## BEGIN

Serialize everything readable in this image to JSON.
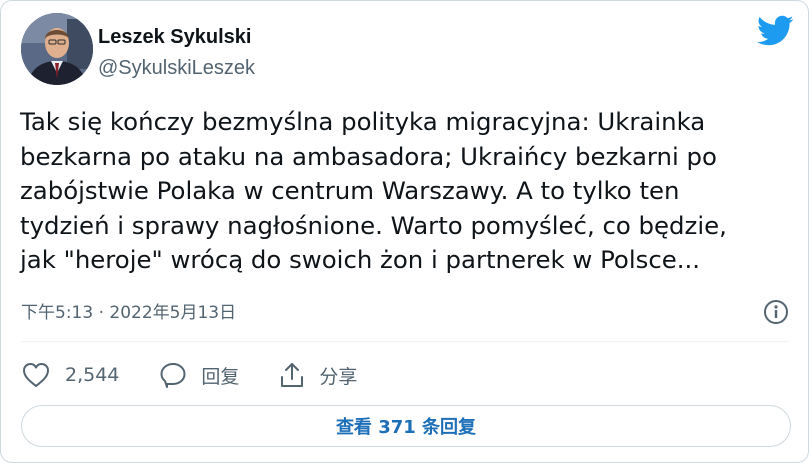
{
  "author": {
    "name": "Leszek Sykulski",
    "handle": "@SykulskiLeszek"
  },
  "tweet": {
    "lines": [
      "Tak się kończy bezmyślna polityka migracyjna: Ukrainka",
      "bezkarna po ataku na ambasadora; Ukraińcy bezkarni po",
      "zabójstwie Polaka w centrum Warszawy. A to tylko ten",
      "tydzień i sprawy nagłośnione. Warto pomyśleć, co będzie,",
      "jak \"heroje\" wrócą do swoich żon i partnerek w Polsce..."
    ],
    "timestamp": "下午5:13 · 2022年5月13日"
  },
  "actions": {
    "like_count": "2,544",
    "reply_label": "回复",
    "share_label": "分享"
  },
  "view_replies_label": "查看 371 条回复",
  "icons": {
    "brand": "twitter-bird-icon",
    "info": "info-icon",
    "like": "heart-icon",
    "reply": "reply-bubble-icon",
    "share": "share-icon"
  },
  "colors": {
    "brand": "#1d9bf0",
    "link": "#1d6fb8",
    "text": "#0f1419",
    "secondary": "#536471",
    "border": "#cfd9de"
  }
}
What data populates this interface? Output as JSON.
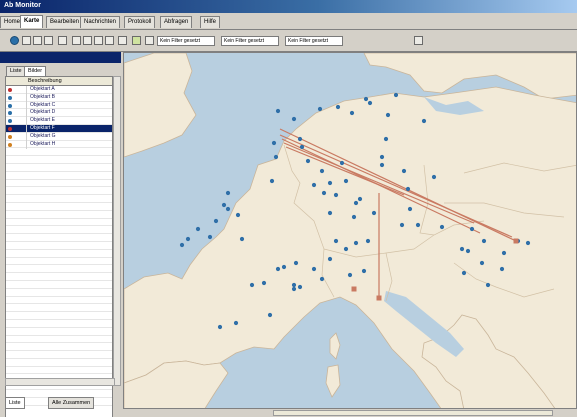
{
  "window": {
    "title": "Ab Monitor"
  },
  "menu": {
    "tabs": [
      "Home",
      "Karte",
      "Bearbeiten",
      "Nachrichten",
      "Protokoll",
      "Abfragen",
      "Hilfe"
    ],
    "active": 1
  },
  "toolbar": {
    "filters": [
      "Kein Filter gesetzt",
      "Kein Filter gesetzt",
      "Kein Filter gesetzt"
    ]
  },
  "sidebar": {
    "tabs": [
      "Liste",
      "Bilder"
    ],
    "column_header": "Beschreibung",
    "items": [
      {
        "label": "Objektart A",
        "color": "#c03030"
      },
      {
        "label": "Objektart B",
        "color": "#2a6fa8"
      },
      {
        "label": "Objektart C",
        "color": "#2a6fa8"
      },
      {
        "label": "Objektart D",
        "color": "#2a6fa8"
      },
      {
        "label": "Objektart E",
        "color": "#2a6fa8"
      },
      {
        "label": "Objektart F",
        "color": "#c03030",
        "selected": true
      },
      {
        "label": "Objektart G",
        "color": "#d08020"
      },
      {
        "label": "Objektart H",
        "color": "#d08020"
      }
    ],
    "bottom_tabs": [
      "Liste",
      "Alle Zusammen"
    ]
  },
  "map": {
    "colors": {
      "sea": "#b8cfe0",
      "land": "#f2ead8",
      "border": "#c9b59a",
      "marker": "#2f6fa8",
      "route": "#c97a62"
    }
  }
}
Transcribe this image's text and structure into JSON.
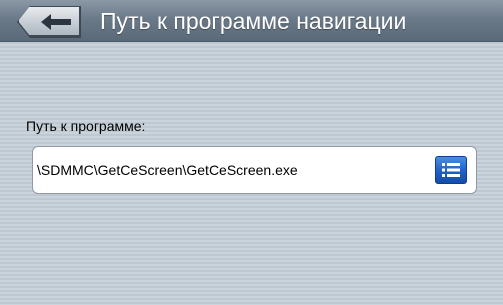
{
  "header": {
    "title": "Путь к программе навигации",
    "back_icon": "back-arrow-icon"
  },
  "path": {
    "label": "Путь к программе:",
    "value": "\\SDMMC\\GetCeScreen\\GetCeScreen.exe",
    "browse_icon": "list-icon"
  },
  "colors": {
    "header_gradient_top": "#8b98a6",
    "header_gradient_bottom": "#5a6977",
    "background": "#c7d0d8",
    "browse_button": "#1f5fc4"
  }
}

## END

• What is needed:
Copy exactly the lines from the line containing "Transcribe this image's" through the last line of the records, both included, and omit every picture.

• Exercise solution:
Transcribe this image's text and structure into JSON.
{
  "header": {
    "title": "Путь к программе навигации",
    "back_icon": "back-arrow-icon"
  },
  "path": {
    "label": "Путь к программе:",
    "value": "\\SDMMC\\GetCeScreen\\GetCeScreen.exe",
    "browse_icon": "list-icon"
  },
  "colors": {
    "header_gradient_top": "#8b98a6",
    "header_gradient_bottom": "#5a6977",
    "background": "#c7d0d8",
    "browse_button": "#1f5fc4"
  }
}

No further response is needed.